*Instructions for the task*:
Report how many lines contain the word "opioides"; answer with the number only.

*Record excerpts*:
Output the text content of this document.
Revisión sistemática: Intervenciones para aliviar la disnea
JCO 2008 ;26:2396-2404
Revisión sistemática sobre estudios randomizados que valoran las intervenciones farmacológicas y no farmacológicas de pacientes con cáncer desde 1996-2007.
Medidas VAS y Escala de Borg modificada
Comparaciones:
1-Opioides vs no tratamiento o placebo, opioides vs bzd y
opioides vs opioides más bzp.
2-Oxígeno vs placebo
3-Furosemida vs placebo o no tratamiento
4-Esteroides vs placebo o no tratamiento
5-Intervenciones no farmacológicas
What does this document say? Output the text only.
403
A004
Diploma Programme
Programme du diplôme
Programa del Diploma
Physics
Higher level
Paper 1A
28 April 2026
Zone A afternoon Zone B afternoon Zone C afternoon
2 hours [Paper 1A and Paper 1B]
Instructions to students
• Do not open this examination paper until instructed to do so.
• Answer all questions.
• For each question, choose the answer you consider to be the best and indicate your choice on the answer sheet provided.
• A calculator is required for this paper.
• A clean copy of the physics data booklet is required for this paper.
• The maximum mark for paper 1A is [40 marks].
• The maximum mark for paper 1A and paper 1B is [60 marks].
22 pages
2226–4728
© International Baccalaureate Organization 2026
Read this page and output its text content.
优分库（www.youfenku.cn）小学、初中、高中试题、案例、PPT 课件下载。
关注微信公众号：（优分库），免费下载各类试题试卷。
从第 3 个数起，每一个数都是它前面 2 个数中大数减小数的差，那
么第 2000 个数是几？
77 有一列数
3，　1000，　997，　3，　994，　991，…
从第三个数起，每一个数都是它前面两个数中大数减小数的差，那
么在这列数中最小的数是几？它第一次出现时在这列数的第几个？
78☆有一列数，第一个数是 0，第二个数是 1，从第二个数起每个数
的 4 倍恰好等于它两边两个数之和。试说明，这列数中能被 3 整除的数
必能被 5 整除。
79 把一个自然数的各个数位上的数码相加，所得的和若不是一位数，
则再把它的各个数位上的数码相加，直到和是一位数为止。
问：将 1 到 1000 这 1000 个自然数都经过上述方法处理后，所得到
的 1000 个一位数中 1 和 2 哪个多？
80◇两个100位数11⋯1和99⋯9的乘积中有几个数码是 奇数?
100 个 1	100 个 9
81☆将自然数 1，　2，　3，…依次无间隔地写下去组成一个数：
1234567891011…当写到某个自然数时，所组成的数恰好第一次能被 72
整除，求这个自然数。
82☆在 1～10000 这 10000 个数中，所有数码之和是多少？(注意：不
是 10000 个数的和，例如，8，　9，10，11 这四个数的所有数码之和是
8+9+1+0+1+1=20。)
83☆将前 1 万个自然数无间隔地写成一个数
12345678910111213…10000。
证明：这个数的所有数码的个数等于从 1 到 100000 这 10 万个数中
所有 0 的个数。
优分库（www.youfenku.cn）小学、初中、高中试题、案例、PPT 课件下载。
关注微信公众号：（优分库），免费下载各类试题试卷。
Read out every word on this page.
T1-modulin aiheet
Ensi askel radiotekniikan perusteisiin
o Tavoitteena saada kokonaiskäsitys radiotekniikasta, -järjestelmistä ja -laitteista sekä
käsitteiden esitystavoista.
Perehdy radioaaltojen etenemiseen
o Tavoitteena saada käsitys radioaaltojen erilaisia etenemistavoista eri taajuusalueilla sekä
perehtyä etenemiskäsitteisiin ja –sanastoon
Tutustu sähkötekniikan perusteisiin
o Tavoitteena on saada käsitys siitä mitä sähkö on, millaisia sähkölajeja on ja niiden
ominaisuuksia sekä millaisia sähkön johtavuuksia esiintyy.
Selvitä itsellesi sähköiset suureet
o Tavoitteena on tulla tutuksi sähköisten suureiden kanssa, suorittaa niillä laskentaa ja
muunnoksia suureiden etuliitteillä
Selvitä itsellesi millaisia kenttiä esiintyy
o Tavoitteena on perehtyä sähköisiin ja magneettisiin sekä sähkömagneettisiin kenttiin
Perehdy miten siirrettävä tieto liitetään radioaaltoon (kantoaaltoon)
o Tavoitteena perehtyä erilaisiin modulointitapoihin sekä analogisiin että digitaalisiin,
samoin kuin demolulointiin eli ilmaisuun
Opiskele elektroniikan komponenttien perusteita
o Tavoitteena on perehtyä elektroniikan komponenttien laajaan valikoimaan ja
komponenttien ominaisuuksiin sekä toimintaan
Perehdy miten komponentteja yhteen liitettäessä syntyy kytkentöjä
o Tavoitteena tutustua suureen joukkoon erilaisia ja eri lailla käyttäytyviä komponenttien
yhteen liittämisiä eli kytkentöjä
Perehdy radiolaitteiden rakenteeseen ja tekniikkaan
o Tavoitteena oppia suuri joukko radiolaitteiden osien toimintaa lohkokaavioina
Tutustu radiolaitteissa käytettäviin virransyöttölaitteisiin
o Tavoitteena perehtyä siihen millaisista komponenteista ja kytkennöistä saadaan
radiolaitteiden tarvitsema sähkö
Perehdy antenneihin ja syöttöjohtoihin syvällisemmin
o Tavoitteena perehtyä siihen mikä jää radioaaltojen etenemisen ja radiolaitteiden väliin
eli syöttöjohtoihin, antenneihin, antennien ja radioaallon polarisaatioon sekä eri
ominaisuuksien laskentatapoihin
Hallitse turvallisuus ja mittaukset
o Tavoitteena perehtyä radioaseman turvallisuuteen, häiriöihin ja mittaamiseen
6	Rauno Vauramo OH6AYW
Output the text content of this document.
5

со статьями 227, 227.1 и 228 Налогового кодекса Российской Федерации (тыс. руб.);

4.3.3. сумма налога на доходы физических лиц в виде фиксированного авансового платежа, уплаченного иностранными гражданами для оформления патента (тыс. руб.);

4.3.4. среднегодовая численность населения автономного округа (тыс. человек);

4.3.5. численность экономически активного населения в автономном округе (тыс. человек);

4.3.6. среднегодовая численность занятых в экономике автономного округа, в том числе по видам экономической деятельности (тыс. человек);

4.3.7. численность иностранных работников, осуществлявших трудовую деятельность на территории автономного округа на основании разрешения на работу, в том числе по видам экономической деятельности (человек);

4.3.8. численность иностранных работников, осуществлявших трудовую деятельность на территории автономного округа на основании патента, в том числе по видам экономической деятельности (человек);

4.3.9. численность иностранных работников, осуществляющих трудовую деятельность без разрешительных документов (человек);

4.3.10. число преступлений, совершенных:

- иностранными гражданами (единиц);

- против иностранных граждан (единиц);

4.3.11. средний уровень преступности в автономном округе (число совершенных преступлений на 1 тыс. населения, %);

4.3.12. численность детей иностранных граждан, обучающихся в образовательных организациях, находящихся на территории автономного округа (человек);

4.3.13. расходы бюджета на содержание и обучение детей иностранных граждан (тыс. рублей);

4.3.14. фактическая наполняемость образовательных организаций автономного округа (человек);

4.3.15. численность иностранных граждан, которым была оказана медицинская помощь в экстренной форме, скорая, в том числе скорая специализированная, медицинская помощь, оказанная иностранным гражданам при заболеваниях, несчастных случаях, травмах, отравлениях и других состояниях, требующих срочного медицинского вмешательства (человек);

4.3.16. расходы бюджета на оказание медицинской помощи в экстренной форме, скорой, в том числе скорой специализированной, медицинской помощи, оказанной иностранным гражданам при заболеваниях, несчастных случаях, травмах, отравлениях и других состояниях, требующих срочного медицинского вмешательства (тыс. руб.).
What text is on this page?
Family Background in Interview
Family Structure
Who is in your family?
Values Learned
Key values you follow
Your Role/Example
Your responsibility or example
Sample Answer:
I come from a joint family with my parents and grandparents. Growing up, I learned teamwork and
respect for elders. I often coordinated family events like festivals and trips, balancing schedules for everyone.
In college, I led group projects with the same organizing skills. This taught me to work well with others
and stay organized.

*The result*:
2